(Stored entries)

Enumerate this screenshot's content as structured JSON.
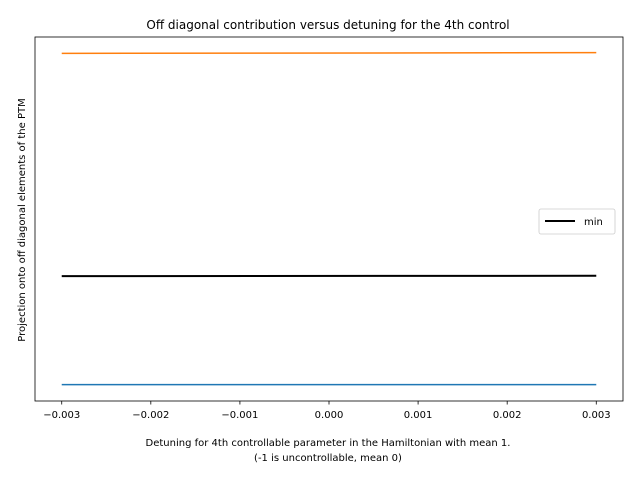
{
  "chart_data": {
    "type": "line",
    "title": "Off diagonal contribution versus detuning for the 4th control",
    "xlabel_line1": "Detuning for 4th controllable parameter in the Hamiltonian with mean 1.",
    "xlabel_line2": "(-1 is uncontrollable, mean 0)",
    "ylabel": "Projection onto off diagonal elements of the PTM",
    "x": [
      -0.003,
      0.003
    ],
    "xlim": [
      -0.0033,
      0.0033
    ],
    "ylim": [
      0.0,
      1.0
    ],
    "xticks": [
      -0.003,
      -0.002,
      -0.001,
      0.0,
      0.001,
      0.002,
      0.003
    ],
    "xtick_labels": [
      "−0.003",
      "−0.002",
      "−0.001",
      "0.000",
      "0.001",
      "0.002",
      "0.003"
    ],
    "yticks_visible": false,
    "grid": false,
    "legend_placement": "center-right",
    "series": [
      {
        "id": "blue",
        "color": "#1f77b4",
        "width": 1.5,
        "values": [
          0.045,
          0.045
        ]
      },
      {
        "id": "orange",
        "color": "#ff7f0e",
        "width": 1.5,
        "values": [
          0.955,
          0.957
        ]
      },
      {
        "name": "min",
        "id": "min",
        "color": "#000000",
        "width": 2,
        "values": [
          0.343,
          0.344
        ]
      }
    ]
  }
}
==
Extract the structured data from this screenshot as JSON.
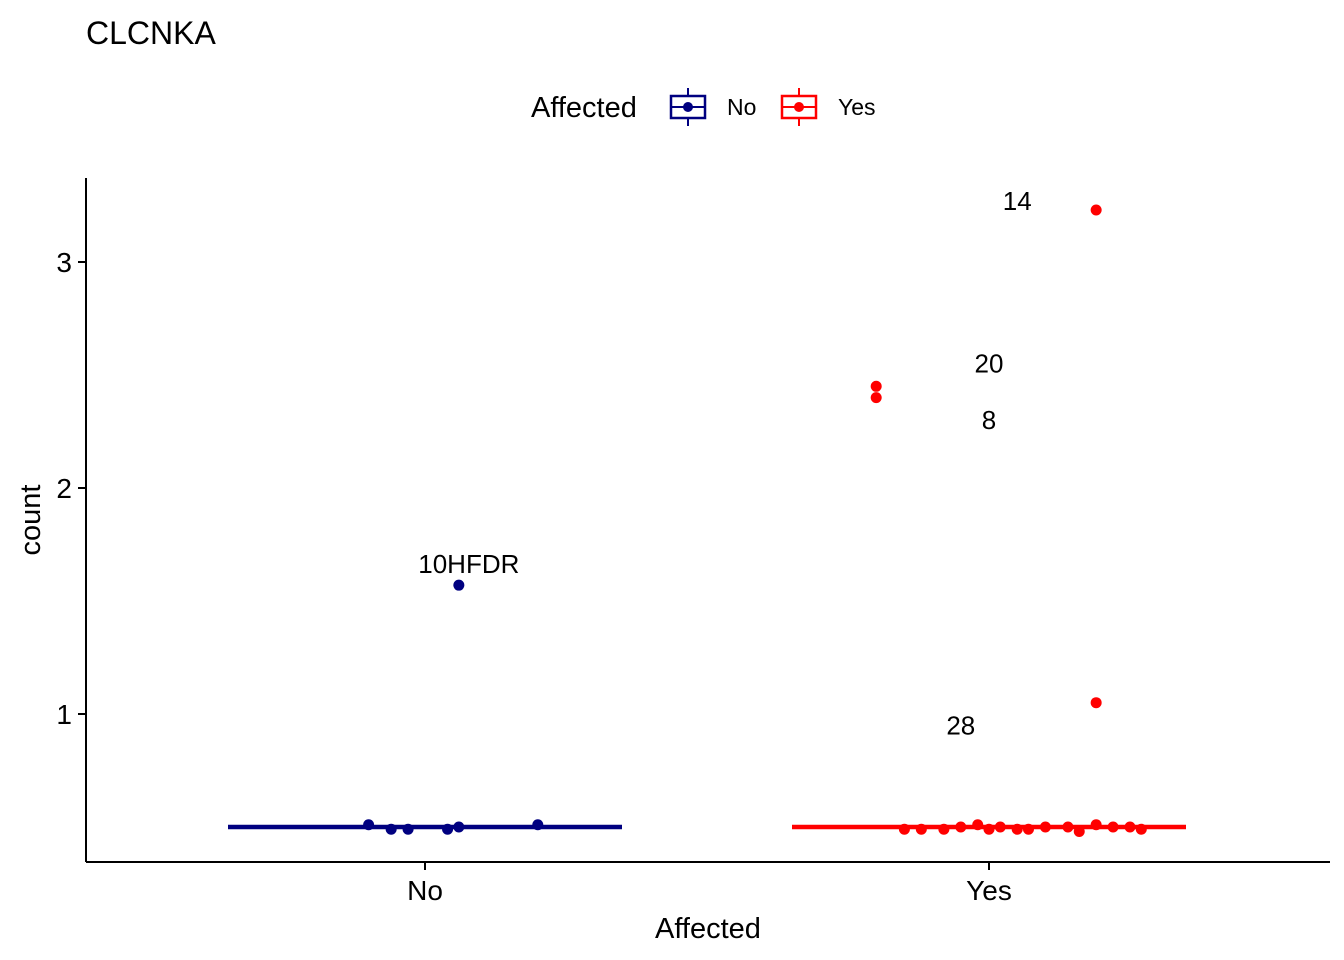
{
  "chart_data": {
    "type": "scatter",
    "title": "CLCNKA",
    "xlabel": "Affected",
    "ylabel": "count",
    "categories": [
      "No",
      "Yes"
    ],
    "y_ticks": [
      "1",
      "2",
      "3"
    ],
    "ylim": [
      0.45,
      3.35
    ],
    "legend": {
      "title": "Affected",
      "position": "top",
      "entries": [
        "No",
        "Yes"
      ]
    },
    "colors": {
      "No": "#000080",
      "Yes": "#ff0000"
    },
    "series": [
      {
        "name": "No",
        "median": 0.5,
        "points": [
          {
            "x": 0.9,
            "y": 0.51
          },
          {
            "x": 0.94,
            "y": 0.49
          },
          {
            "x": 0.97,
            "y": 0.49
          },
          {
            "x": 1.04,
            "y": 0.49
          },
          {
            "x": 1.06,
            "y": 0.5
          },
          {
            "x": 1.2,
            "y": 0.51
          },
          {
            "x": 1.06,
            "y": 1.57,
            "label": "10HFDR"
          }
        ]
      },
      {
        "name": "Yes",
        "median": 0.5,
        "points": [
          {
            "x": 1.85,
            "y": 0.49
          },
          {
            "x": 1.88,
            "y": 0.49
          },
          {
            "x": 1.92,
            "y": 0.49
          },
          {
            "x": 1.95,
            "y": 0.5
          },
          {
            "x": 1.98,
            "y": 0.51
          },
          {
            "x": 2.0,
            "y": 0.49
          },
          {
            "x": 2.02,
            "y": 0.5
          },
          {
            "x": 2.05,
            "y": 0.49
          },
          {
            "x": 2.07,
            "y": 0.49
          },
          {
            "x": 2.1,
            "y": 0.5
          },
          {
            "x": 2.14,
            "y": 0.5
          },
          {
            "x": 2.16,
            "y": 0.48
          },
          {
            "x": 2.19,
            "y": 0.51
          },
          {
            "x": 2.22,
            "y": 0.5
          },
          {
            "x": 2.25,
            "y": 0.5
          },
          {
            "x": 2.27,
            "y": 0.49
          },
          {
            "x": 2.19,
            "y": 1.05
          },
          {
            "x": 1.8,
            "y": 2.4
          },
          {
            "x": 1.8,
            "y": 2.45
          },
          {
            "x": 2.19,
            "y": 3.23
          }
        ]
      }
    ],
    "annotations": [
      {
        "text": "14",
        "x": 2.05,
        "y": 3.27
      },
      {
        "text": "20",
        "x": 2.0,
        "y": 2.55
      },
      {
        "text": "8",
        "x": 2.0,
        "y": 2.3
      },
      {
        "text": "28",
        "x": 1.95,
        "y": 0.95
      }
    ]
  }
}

[Set task]:
Pick out the lines that contain "screenshot" and copy them.

[Result]:
Enumerate this screenshot's content as structured JSON.
Extract the structured data from this screenshot as JSON.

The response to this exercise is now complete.